[Dataset excerpts]
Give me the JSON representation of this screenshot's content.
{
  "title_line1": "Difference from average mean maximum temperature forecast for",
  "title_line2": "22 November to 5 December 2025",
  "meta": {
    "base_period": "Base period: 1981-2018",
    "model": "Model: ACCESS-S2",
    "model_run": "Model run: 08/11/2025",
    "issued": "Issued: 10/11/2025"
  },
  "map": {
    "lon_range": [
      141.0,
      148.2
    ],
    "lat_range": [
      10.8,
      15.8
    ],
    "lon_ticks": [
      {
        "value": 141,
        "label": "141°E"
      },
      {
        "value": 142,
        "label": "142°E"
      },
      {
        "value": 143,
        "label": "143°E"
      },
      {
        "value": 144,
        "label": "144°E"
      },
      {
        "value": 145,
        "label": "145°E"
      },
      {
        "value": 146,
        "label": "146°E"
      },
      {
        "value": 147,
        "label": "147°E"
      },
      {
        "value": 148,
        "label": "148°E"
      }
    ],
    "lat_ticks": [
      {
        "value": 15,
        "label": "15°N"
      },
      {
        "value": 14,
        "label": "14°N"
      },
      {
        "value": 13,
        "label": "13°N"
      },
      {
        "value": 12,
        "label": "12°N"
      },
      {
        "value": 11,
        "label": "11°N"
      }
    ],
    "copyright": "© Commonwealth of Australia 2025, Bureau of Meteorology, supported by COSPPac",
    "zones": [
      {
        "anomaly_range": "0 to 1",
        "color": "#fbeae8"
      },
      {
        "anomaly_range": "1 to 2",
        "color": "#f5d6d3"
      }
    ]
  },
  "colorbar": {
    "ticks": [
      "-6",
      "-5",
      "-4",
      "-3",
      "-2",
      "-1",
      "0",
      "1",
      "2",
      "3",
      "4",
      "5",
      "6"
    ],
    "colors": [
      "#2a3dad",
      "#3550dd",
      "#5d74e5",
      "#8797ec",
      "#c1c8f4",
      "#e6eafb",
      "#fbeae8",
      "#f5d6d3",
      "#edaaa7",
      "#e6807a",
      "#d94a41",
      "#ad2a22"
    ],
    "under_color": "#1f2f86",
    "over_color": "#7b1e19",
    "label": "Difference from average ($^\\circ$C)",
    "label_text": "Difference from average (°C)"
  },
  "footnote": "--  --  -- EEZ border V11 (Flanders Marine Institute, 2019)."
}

* * *

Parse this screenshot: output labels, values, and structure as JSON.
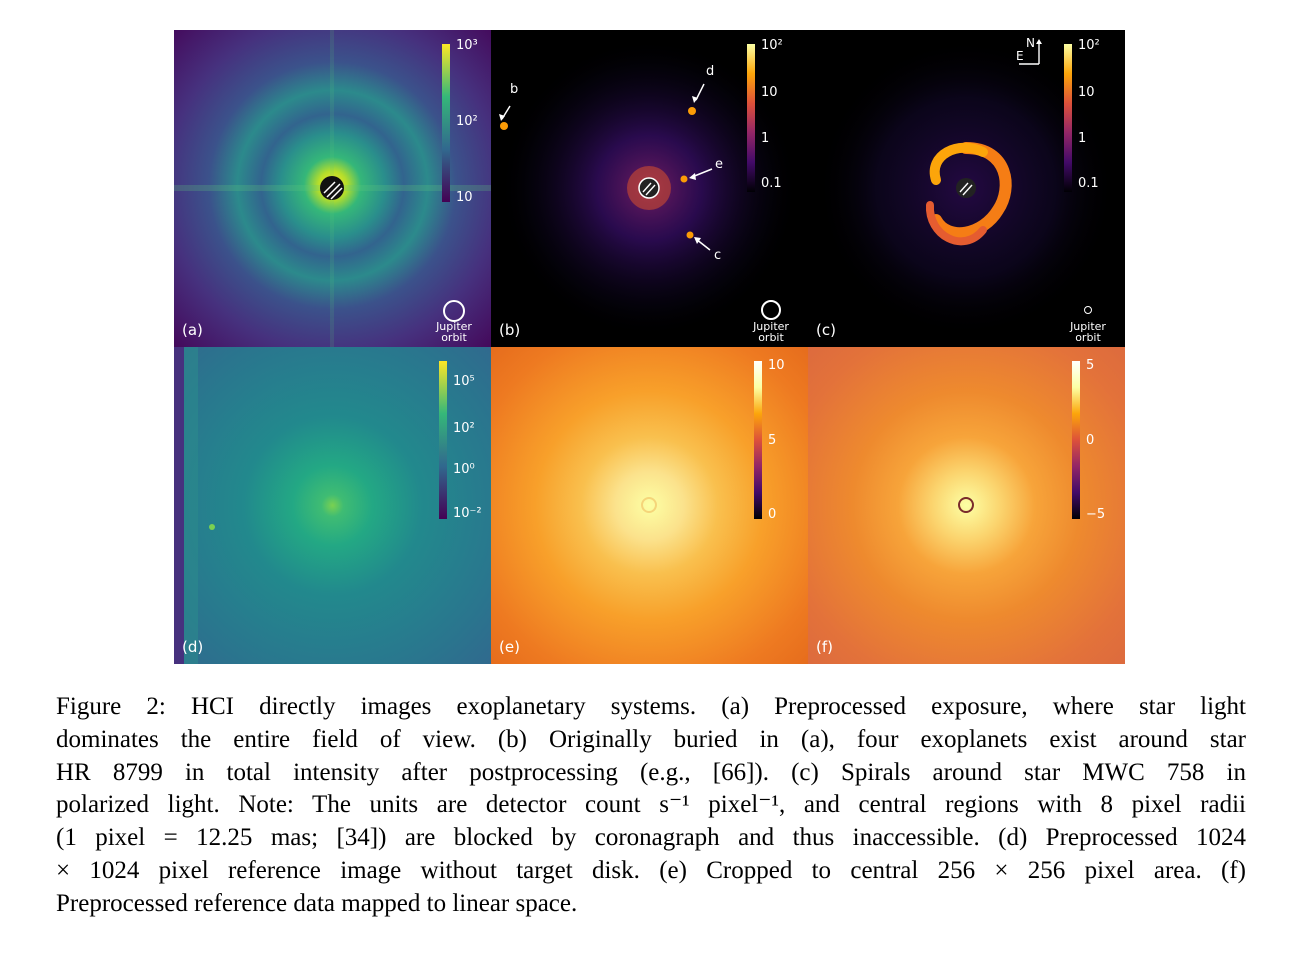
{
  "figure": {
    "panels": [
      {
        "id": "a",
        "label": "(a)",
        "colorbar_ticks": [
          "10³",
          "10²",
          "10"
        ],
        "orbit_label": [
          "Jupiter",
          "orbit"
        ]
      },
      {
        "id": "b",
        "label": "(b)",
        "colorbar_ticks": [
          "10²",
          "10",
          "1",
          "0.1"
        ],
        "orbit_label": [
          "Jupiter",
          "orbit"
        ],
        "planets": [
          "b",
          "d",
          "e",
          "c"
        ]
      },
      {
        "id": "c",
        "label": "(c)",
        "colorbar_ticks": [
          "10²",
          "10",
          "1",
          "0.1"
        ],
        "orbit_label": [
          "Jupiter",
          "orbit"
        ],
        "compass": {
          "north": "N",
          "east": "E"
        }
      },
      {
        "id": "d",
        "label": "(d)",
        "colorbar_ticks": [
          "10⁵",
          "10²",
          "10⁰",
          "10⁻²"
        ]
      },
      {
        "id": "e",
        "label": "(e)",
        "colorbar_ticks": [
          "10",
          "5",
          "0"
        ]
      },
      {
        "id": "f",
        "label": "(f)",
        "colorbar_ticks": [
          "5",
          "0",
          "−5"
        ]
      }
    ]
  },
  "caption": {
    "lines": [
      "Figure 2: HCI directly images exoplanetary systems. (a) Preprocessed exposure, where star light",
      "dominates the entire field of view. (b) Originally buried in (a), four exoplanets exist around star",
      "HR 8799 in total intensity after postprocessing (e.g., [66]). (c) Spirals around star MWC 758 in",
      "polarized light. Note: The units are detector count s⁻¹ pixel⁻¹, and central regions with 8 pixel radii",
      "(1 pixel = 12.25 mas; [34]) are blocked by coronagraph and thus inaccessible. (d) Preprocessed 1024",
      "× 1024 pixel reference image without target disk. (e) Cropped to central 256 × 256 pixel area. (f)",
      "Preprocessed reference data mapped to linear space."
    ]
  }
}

[Your task]
Give the number of lines in the records above that contain the word "this". Reply with that number alone.

[Right answer]
2